_DATA EXCERPTS_
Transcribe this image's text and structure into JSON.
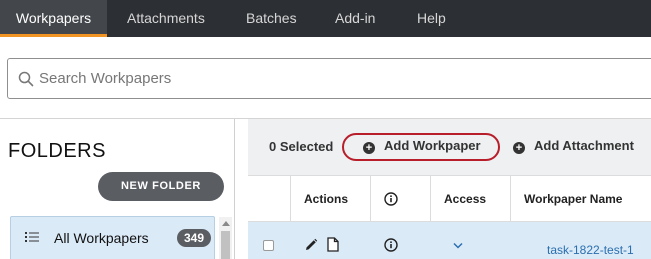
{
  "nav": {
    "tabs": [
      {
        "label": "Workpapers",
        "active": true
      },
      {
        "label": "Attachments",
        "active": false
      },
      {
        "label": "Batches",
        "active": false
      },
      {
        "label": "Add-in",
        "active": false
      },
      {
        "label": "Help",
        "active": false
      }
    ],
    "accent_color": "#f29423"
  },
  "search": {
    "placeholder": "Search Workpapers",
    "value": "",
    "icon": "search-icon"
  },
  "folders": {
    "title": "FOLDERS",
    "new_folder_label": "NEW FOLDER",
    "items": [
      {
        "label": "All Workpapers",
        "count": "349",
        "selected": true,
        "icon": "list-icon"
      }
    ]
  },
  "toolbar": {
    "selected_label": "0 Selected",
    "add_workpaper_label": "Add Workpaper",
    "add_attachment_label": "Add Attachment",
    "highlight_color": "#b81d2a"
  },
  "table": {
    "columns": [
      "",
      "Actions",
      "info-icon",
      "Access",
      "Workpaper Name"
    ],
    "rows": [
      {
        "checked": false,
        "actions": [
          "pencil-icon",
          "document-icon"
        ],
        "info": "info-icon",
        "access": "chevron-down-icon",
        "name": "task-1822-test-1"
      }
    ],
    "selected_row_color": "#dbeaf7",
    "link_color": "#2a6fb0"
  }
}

_OBJECTIVE_
Omit the pictures and restate the rest of the records verbatim.

_RESULT BELOW_
Transcribe this image's text and structure into JSON.
{
  "nav": {
    "tabs": [
      {
        "label": "Workpapers",
        "active": true
      },
      {
        "label": "Attachments",
        "active": false
      },
      {
        "label": "Batches",
        "active": false
      },
      {
        "label": "Add-in",
        "active": false
      },
      {
        "label": "Help",
        "active": false
      }
    ],
    "accent_color": "#f29423"
  },
  "search": {
    "placeholder": "Search Workpapers",
    "value": "",
    "icon": "search-icon"
  },
  "folders": {
    "title": "FOLDERS",
    "new_folder_label": "NEW FOLDER",
    "items": [
      {
        "label": "All Workpapers",
        "count": "349",
        "selected": true,
        "icon": "list-icon"
      }
    ]
  },
  "toolbar": {
    "selected_label": "0 Selected",
    "add_workpaper_label": "Add Workpaper",
    "add_attachment_label": "Add Attachment",
    "highlight_color": "#b81d2a"
  },
  "table": {
    "columns": [
      "",
      "Actions",
      "info-icon",
      "Access",
      "Workpaper Name"
    ],
    "rows": [
      {
        "checked": false,
        "actions": [
          "pencil-icon",
          "document-icon"
        ],
        "info": "info-icon",
        "access": "chevron-down-icon",
        "name": "task-1822-test-1"
      }
    ],
    "selected_row_color": "#dbeaf7",
    "link_color": "#2a6fb0"
  }
}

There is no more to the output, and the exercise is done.